— begin Records for the exercise —
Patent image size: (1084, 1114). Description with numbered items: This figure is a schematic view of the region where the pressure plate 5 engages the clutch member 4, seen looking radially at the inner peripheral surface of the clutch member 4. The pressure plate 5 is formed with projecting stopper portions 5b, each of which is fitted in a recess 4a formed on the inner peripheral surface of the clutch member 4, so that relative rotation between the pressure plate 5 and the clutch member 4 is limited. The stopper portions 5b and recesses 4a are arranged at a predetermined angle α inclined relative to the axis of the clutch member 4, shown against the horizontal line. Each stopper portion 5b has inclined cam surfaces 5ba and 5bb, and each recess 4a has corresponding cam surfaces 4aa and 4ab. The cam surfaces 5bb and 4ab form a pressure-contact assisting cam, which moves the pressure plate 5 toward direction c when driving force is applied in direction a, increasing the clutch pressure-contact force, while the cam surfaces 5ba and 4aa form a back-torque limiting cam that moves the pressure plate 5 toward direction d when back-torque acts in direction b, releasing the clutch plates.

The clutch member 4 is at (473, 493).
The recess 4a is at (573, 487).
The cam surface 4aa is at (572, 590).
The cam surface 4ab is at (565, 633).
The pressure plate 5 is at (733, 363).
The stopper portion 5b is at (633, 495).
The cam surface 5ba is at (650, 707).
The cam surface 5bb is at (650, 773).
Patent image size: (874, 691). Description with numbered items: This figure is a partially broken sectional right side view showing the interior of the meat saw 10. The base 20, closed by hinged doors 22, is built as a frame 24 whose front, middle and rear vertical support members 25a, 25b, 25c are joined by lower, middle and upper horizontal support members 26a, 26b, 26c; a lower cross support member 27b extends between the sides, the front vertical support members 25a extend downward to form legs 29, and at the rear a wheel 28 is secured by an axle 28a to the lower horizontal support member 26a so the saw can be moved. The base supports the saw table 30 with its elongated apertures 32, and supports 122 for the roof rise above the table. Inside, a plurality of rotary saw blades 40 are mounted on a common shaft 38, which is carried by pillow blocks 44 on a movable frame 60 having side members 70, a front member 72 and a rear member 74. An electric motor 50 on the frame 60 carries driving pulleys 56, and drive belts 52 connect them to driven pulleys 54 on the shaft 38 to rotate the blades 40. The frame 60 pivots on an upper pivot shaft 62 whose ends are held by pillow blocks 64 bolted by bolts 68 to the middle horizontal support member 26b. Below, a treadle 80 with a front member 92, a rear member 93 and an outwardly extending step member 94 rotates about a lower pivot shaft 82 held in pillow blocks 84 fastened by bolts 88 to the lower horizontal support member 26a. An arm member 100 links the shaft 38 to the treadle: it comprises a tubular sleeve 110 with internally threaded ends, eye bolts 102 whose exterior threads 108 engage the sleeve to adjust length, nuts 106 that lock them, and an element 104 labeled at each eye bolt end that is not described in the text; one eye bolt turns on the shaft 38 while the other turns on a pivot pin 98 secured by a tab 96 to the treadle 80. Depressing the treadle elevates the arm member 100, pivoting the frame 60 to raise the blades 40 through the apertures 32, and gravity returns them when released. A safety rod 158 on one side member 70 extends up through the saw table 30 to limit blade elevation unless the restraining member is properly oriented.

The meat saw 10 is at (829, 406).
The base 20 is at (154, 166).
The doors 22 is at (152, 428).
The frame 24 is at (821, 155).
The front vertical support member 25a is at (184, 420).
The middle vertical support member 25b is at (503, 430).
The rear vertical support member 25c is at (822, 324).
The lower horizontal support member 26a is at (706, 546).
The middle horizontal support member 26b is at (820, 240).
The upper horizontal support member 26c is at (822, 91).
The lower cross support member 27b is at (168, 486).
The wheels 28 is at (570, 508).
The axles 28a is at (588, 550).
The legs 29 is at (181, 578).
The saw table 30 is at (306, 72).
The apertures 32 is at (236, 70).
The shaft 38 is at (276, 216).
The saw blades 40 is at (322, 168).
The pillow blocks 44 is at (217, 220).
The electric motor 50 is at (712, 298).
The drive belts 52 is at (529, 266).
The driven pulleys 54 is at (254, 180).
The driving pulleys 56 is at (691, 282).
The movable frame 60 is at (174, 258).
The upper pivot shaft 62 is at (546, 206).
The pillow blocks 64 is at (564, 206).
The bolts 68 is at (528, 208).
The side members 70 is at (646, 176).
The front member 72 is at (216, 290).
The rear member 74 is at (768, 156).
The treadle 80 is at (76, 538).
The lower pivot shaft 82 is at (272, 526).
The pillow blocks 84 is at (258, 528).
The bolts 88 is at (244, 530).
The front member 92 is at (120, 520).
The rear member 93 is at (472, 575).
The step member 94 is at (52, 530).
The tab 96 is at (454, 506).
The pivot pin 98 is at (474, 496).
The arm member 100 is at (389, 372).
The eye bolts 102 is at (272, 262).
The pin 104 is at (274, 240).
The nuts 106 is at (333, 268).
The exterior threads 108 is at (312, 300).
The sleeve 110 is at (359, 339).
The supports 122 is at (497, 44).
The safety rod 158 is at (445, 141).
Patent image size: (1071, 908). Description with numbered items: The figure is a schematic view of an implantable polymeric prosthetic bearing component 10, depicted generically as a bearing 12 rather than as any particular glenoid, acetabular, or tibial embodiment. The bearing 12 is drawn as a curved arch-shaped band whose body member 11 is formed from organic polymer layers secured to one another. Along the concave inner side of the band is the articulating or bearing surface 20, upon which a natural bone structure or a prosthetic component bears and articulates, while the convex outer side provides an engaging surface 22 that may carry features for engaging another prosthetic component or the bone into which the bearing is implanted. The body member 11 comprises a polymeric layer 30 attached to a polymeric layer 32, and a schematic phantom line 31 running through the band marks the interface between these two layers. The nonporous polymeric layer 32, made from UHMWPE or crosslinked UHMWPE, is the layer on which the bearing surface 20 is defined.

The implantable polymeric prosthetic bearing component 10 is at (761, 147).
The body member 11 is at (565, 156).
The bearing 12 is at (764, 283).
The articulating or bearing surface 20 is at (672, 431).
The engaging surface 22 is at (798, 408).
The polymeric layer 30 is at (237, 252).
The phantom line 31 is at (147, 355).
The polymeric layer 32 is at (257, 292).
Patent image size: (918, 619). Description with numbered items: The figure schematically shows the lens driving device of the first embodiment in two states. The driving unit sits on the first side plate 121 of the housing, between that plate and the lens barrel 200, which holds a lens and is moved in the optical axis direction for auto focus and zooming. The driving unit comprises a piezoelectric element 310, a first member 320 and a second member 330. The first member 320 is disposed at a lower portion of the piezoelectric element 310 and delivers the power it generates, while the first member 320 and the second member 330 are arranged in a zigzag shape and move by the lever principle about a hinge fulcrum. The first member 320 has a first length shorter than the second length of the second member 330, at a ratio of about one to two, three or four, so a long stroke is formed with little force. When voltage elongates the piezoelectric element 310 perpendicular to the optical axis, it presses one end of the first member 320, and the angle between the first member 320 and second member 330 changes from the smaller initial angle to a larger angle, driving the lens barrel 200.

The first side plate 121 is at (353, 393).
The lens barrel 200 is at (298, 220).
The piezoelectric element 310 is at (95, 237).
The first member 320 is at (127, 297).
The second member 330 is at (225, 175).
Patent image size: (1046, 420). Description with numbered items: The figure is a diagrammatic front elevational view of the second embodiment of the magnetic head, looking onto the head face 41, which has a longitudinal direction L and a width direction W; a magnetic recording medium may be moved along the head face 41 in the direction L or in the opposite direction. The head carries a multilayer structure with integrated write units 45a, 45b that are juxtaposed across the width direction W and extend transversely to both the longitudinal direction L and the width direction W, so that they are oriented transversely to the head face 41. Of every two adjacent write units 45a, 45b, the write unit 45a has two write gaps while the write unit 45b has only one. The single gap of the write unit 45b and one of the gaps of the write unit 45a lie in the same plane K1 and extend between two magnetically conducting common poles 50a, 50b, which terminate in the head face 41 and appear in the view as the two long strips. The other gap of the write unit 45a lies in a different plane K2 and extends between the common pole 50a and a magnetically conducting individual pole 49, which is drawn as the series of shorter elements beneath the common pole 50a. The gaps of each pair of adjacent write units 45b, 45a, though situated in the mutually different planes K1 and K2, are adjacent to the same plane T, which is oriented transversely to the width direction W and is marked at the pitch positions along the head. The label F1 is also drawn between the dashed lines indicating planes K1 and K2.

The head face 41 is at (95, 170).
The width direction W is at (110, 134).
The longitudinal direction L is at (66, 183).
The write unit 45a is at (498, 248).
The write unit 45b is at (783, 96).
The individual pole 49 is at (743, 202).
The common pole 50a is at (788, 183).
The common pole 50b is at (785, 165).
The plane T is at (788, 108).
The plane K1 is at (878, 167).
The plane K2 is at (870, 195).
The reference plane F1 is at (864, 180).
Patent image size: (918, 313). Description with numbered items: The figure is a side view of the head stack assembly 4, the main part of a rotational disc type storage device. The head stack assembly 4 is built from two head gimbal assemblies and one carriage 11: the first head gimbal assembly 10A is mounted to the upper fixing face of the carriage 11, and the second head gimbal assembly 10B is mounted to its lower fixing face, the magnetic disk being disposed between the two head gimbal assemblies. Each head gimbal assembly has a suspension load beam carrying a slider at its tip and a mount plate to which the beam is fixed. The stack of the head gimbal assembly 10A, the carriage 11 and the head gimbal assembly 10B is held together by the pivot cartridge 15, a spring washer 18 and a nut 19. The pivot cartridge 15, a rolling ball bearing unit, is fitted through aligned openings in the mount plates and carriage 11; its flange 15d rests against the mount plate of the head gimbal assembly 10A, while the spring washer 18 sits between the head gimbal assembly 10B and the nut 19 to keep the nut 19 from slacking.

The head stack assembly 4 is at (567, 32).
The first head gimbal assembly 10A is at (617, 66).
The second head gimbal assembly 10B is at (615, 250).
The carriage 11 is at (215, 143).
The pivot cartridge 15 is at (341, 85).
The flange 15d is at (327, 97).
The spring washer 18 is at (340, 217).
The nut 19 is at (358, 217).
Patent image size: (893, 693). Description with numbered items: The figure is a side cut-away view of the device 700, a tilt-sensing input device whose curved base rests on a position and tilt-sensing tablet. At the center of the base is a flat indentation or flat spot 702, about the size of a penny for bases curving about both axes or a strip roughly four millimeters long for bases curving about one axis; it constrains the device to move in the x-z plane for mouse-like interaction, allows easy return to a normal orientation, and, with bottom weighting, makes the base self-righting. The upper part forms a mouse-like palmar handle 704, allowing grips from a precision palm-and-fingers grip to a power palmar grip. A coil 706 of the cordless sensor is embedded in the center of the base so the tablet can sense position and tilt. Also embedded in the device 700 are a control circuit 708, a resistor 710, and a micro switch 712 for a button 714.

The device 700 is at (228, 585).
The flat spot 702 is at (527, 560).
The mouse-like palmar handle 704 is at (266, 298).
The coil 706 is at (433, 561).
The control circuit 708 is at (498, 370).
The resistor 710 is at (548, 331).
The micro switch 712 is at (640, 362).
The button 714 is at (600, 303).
— end Records for the exercise —
- [Work instructions]: Reproduce without changes everything from the line containing "Patent image size: (893, 693)." down to the line containing "The coil 706 is at (433, 561).", including both of those lines.

- [Response]:
Patent image size: (893, 693). Description with numbered items: The figure is a side cut-away view of the device 700, a tilt-sensing input device whose curved base rests on a position and tilt-sensing tablet. At the center of the base is a flat indentation or flat spot 702, about the size of a penny for bases curving about both axes or a strip roughly four millimeters long for bases curving about one axis; it constrains the device to move in the x-z plane for mouse-like interaction, allows easy return to a normal orientation, and, with bottom weighting, makes the base self-righting. The upper part forms a mouse-like palmar handle 704, allowing grips from a precision palm-and-fingers grip to a power palmar grip. A coil 706 of the cordless sensor is embedded in the center of the base so the tablet can sense position and tilt. Also embedded in the device 700 are a control circuit 708, a resistor 710, and a micro switch 712 for a button 714.

The device 700 is at (228, 585).
The flat spot 702 is at (527, 560).
The mouse-like palmar handle 704 is at (266, 298).
The coil 706 is at (433, 561).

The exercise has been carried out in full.